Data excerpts

— begin —

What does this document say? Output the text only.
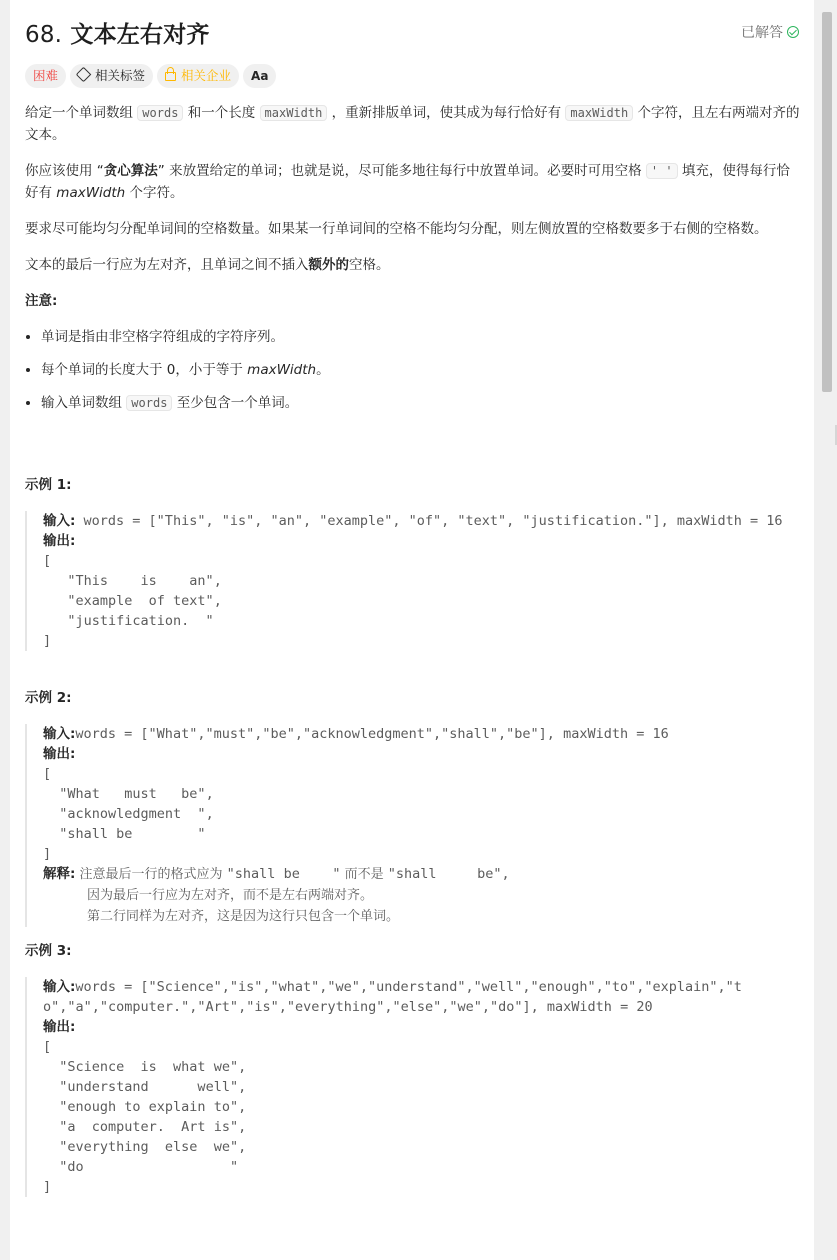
68. 文本左右对齐	已解答
困难	相关标签	相关企业 Aa

给定一个单词数组 words 和一个长度 maxWidth ，重新排版单词，使其成为每行恰好有 maxWidth 个字符，且左右两端对齐的文本。

你应该使用 “贪心算法” 来放置给定的单词；也就是说，尽可能多地往每行中放置单词。必要时可用空格 ' ' 填充，使得每行恰好有 maxWidth 个字符。

要求尽可能均匀分配单词间的空格数量。如果某一行单词间的空格不能均匀分配，则左侧放置的空格数要多于右侧的空格数。

文本的最后一行应为左对齐，且单词之间不插入额外的空格。

注意:

• 单词是指由非空格字符组成的字符序列。
• 每个单词的长度大于 0，小于等于 maxWidth。
• 输入单词数组 words 至少包含一个单词。

示例 1:

输入: words = ["This", "is", "an", "example", "of", "text", "justification."], maxWidth = 16
输出:
[
"This    is    an",
"example  of text",
"justification.  "
]

示例 2:

输入:words = ["What","must","be","acknowledgment","shall","be"], maxWidth = 16
输出:
[
"What   must   be",
"acknowledgment  ",
"shall be        "
]
解释: 注意最后一行的格式应为 "shall be    " 而不是 "shall     be",
因为最后一行应为左对齐，而不是左右两端对齐。
第二行同样为左对齐，这是因为这行只包含一个单词。

示例 3:

输入:words = ["Science","is","what","we","understand","well","enough","to","explain","to","a","computer.","Art","is","everything","else","we","do"], maxWidth = 20
输出:
[
"Science  is  what we",
"understand      well",
"enough to explain to",
"a  computer.  Art is",
"everything  else  we",
"do                  "
]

— end —

What you are asked to do
Pull out each line of the entries that contains "understand".

Answer to this problem
输入:words = ["Science","is","what","we","understand","well","enough","to","explain","to","a","computer.","Art","is","everything","else","we","do"], maxWidth = 20
"understand      well",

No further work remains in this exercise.